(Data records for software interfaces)
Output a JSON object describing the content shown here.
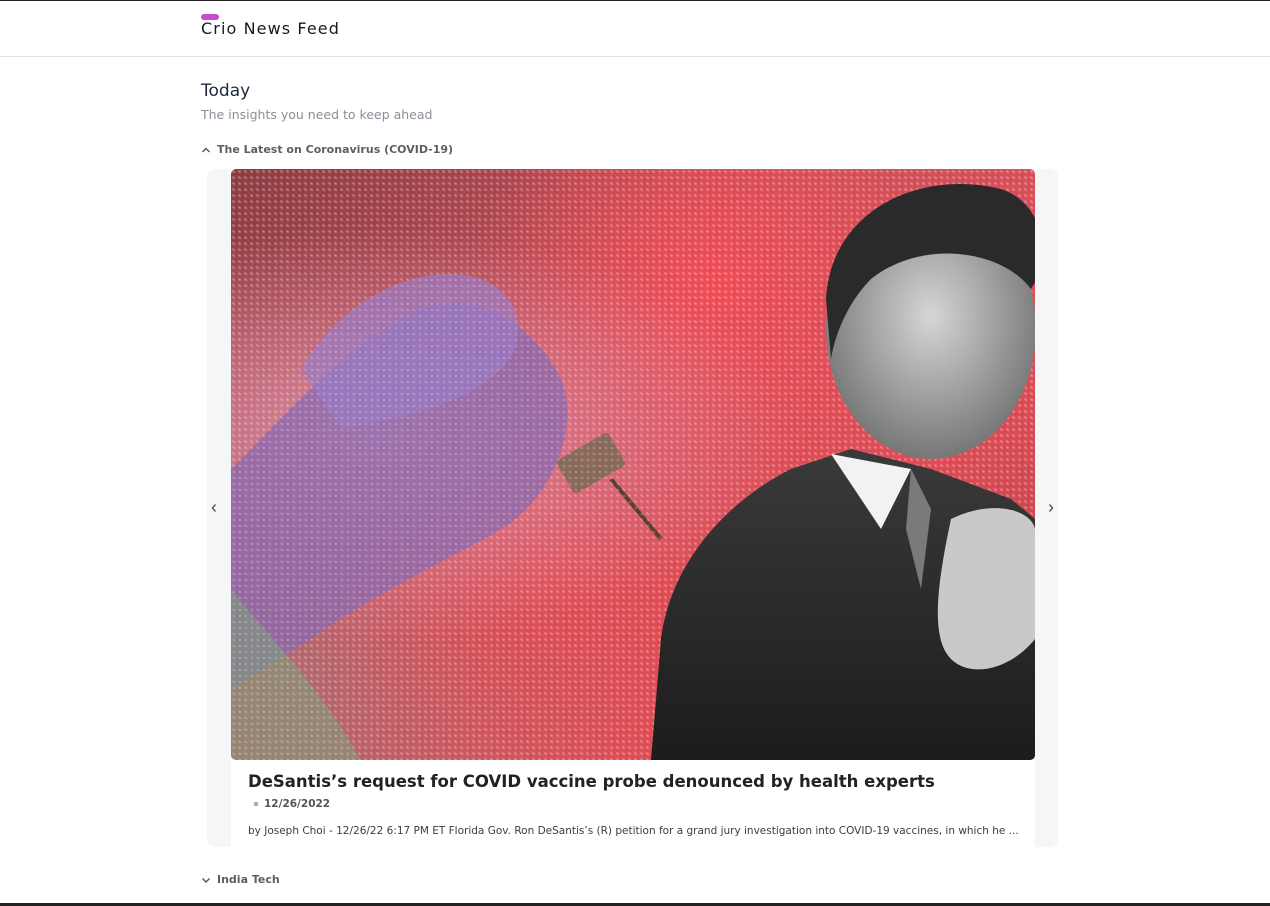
{
  "app": {
    "brand_title": "Crio News Feed"
  },
  "page": {
    "title": "Today",
    "subtitle": "The insights you need to keep ahead"
  },
  "sections": [
    {
      "title": "The Latest on Coronavirus (COVID-19)",
      "expanded": true,
      "chevron_icon": "chevron-up-icon",
      "article": {
        "title": "DeSantis’s request for COVID vaccine probe denounced by health experts",
        "date": "12/26/2022",
        "description": "by Joseph Choi - 12/26/22 6:17 PM ET Florida Gov. Ron DeSantis’s (R) petition for a grand jury investigation into COVID-19 vaccines, in which he ..."
      }
    },
    {
      "title": "India Tech",
      "expanded": false,
      "chevron_icon": "chevron-down-icon"
    }
  ],
  "carousel": {
    "prev_icon": "chevron-left-icon",
    "next_icon": "chevron-right-icon"
  },
  "colors": {
    "brand_accent": "#c84bd1",
    "navbar_border": "#dfe3e8",
    "carousel_bg": "#f5f6f8"
  }
}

*INSTRUCTIONS FOR THE TASK*: Every line in the data above that contains "icon" needs to be copied.

*RESULT OF THE TASK*:
      "chevron_icon": "chevron-up-icon",
      "chevron_icon": "chevron-down-icon"
    "prev_icon": "chevron-left-icon",
    "next_icon": "chevron-right-icon"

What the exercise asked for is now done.